— START —
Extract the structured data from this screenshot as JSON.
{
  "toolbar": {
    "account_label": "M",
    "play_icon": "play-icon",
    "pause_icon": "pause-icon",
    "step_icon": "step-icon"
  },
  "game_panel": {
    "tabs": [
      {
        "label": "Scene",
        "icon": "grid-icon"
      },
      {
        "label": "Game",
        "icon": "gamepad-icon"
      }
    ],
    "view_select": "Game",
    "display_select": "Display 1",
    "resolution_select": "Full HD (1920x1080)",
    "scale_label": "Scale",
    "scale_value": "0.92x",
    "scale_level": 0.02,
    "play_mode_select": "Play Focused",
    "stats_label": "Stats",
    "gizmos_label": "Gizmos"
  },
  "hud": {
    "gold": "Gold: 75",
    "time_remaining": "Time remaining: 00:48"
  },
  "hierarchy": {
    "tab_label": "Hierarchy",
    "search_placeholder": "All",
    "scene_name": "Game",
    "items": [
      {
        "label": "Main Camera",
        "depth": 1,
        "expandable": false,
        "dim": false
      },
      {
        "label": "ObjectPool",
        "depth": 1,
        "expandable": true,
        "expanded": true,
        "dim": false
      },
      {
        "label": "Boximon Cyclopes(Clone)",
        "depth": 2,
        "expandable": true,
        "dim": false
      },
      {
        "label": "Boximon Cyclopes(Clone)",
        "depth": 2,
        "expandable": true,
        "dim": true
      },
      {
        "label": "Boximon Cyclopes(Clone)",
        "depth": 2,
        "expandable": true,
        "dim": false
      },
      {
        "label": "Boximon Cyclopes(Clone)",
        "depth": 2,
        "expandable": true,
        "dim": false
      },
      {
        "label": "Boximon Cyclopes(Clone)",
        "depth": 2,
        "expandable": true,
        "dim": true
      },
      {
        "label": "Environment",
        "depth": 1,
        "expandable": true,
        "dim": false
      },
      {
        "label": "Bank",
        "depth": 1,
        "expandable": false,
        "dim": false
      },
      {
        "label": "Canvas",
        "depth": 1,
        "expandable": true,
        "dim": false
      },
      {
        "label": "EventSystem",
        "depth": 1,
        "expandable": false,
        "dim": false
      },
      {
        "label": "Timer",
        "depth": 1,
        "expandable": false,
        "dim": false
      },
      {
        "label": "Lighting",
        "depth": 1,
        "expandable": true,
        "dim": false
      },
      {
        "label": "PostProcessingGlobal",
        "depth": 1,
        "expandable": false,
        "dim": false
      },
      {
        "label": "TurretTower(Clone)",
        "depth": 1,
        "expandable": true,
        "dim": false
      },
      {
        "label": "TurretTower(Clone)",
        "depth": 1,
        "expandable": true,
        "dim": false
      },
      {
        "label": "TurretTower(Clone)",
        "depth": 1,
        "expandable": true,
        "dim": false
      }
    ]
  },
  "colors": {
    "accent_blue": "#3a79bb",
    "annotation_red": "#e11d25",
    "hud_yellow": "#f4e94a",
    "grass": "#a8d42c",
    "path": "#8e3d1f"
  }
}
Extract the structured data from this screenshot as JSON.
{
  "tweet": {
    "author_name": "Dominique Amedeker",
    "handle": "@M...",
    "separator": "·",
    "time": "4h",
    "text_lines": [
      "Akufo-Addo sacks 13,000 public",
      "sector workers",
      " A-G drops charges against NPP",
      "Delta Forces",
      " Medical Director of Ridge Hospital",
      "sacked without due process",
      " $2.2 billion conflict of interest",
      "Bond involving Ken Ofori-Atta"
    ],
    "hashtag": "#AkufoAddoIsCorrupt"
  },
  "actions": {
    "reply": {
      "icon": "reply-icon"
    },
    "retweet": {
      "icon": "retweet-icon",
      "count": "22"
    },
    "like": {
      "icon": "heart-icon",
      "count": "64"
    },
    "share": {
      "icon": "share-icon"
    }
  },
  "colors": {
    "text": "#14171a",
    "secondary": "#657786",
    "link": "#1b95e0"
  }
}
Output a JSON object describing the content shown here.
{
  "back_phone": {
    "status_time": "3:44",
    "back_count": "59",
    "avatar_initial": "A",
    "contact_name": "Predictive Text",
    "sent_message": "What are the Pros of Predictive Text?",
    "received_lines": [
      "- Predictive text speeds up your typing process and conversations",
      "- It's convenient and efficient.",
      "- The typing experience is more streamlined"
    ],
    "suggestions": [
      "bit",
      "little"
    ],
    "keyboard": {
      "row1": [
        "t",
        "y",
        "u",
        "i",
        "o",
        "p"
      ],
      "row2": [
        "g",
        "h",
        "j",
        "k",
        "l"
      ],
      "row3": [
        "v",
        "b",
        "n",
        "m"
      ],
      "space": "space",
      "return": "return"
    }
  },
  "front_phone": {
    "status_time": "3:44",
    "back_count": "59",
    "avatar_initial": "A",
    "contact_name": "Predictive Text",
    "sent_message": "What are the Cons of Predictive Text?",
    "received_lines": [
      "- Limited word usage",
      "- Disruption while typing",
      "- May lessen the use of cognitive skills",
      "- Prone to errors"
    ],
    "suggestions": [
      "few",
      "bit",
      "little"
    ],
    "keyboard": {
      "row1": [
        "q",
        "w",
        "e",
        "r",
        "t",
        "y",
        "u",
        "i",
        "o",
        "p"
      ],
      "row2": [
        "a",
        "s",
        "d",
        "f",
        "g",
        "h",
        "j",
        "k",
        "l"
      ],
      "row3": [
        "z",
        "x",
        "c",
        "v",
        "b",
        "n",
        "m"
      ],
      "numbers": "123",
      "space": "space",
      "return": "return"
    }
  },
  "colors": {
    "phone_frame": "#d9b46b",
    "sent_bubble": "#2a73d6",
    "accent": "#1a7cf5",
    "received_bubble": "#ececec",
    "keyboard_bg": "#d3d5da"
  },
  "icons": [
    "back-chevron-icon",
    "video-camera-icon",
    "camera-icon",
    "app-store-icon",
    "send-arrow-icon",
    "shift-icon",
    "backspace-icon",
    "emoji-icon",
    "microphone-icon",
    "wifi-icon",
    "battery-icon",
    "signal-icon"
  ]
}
— END —
> _DESCRIPTION OF THE TASK_:
Write the data from above out again, exactly.

> _OUTPUT OF THE TASK_:
Extract the structured data from this screenshot as JSON.
{
  "toolbar": {
    "account_label": "M",
    "play_icon": "play-icon",
    "pause_icon": "pause-icon",
    "step_icon": "step-icon"
  },
  "game_panel": {
    "tabs": [
      {
        "label": "Scene",
        "icon": "grid-icon"
      },
      {
        "label": "Game",
        "icon": "gamepad-icon"
      }
    ],
    "view_select": "Game",
    "display_select": "Display 1",
    "resolution_select": "Full HD (1920x1080)",
    "scale_label": "Scale",
    "scale_value": "0.92x",
    "scale_level": 0.02,
    "play_mode_select": "Play Focused",
    "stats_label": "Stats",
    "gizmos_label": "Gizmos"
  },
  "hud": {
    "gold": "Gold: 75",
    "time_remaining": "Time remaining: 00:48"
  },
  "hierarchy": {
    "tab_label": "Hierarchy",
    "search_placeholder": "All",
    "scene_name": "Game",
    "items": [
      {
        "label": "Main Camera",
        "depth": 1,
        "expandable": false,
        "dim": false
      },
      {
        "label": "ObjectPool",
        "depth": 1,
        "expandable": true,
        "expanded": true,
        "dim": false
      },
      {
        "label": "Boximon Cyclopes(Clone)",
        "depth": 2,
        "expandable": true,
        "dim": false
      },
      {
        "label": "Boximon Cyclopes(Clone)",
        "depth": 2,
        "expandable": true,
        "dim": true
      },
      {
        "label": "Boximon Cyclopes(Clone)",
        "depth": 2,
        "expandable": true,
        "dim": false
      },
      {
        "label": "Boximon Cyclopes(Clone)",
        "depth": 2,
        "expandable": true,
        "dim": false
      },
      {
        "label": "Boximon Cyclopes(Clone)",
        "depth": 2,
        "expandable": true,
        "dim": true
      },
      {
        "label": "Environment",
        "depth": 1,
        "expandable": true,
        "dim": false
      },
      {
        "label": "Bank",
        "depth": 1,
        "expandable": false,
        "dim": false
      },
      {
        "label": "Canvas",
        "depth": 1,
        "expandable": true,
        "dim": false
      },
      {
        "label": "EventSystem",
        "depth": 1,
        "expandable": false,
        "dim": false
      },
      {
        "label": "Timer",
        "depth": 1,
        "expandable": false,
        "dim": false
      },
      {
        "label": "Lighting",
        "depth": 1,
        "expandable": true,
        "dim": false
      },
      {
        "label": "PostProcessingGlobal",
        "depth": 1,
        "expandable": false,
        "dim": false
      },
      {
        "label": "TurretTower(Clone)",
        "depth": 1,
        "expandable": true,
        "dim": false
      },
      {
        "label": "TurretTower(Clone)",
        "depth": 1,
        "expandable": true,
        "dim": false
      },
      {
        "label": "TurretTower(Clone)",
        "depth": 1,
        "expandable": true,
        "dim": false
      }
    ]
  },
  "colors": {
    "accent_blue": "#3a79bb",
    "annotation_red": "#e11d25",
    "hud_yellow": "#f4e94a",
    "grass": "#a8d42c",
    "path": "#8e3d1f"
  }
}
Extract the structured data from this screenshot as JSON.
{
  "tweet": {
    "author_name": "Dominique Amedeker",
    "handle": "@M...",
    "separator": "·",
    "time": "4h",
    "text_lines": [
      "Akufo-Addo sacks 13,000 public",
      "sector workers",
      " A-G drops charges against NPP",
      "Delta Forces",
      " Medical Director of Ridge Hospital",
      "sacked without due process",
      " $2.2 billion conflict of interest",
      "Bond involving Ken Ofori-Atta"
    ],
    "hashtag": "#AkufoAddoIsCorrupt"
  },
  "actions": {
    "reply": {
      "icon": "reply-icon"
    },
    "retweet": {
      "icon": "retweet-icon",
      "count": "22"
    },
    "like": {
      "icon": "heart-icon",
      "count": "64"
    },
    "share": {
      "icon": "share-icon"
    }
  },
  "colors": {
    "text": "#14171a",
    "secondary": "#657786",
    "link": "#1b95e0"
  }
}
Output a JSON object describing the content shown here.
{
  "back_phone": {
    "status_time": "3:44",
    "back_count": "59",
    "avatar_initial": "A",
    "contact_name": "Predictive Text",
    "sent_message": "What are the Pros of Predictive Text?",
    "received_lines": [
      "- Predictive text speeds up your typing process and conversations",
      "- It's convenient and efficient.",
      "- The typing experience is more streamlined"
    ],
    "suggestions": [
      "bit",
      "little"
    ],
    "keyboard": {
      "row1": [
        "t",
        "y",
        "u",
        "i",
        "o",
        "p"
      ],
      "row2": [
        "g",
        "h",
        "j",
        "k",
        "l"
      ],
      "row3": [
        "v",
        "b",
        "n",
        "m"
      ],
      "space": "space",
      "return": "return"
    }
  },
  "front_phone": {
    "status_time": "3:44",
    "back_count": "59",
    "avatar_initial": "A",
    "contact_name": "Predictive Text",
    "sent_message": "What are the Cons of Predictive Text?",
    "received_lines": [
      "- Limited word usage",
      "- Disruption while typing",
      "- May lessen the use of cognitive skills",
      "- Prone to errors"
    ],
    "suggestions": [
      "few",
      "bit",
      "little"
    ],
    "keyboard": {
      "row1": [
        "q",
        "w",
        "e",
        "r",
        "t",
        "y",
        "u",
        "i",
        "o",
        "p"
      ],
      "row2": [
        "a",
        "s",
        "d",
        "f",
        "g",
        "h",
        "j",
        "k",
        "l"
      ],
      "row3": [
        "z",
        "x",
        "c",
        "v",
        "b",
        "n",
        "m"
      ],
      "numbers": "123",
      "space": "space",
      "return": "return"
    }
  },
  "colors": {
    "phone_frame": "#d9b46b",
    "sent_bubble": "#2a73d6",
    "accent": "#1a7cf5",
    "received_bubble": "#ececec",
    "keyboard_bg": "#d3d5da"
  },
  "icons": [
    "back-chevron-icon",
    "video-camera-icon",
    "camera-icon",
    "app-store-icon",
    "send-arrow-icon",
    "shift-icon",
    "backspace-icon",
    "emoji-icon",
    "microphone-icon",
    "wifi-icon",
    "battery-icon",
    "signal-icon"
  ]
}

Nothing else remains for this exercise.